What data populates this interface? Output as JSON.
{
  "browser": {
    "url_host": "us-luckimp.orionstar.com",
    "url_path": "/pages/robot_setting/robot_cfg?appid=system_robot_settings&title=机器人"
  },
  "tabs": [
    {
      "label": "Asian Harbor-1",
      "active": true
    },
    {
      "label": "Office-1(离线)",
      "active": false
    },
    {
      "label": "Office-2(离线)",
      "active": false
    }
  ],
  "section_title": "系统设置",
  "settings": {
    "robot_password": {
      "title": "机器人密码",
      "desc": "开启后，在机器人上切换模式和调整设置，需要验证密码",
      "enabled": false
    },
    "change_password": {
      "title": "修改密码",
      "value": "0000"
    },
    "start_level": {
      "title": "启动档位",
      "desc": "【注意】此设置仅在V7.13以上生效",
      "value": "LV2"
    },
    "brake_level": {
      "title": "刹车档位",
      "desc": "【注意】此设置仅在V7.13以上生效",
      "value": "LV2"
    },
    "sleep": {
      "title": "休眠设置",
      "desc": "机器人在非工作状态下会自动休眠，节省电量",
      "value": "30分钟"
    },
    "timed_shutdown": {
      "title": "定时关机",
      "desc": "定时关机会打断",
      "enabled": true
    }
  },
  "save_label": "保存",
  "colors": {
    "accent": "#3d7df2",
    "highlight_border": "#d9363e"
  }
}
● ● ● ● ● ● ●
### Instruction
Transcribe every entry exactly, omitting nothing.

### Solution for this exercise
What data populates this interface? Output as JSON.
{
  "browser": {
    "url_host": "us-luckimp.orionstar.com",
    "url_path": "/pages/robot_setting/robot_cfg?appid=system_robot_settings&title=机器人"
  },
  "tabs": [
    {
      "label": "Asian Harbor-1",
      "active": true
    },
    {
      "label": "Office-1(离线)",
      "active": false
    },
    {
      "label": "Office-2(离线)",
      "active": false
    }
  ],
  "section_title": "系统设置",
  "settings": {
    "robot_password": {
      "title": "机器人密码",
      "desc": "开启后，在机器人上切换模式和调整设置，需要验证密码",
      "enabled": false
    },
    "change_password": {
      "title": "修改密码",
      "value": "0000"
    },
    "start_level": {
      "title": "启动档位",
      "desc": "【注意】此设置仅在V7.13以上生效",
      "value": "LV2"
    },
    "brake_level": {
      "title": "刹车档位",
      "desc": "【注意】此设置仅在V7.13以上生效",
      "value": "LV2"
    },
    "sleep": {
      "title": "休眠设置",
      "desc": "机器人在非工作状态下会自动休眠，节省电量",
      "value": "30分钟"
    },
    "timed_shutdown": {
      "title": "定时关机",
      "desc": "定时关机会打断",
      "enabled": true
    }
  },
  "save_label": "保存",
  "colors": {
    "accent": "#3d7df2",
    "highlight_border": "#d9363e"
  }
}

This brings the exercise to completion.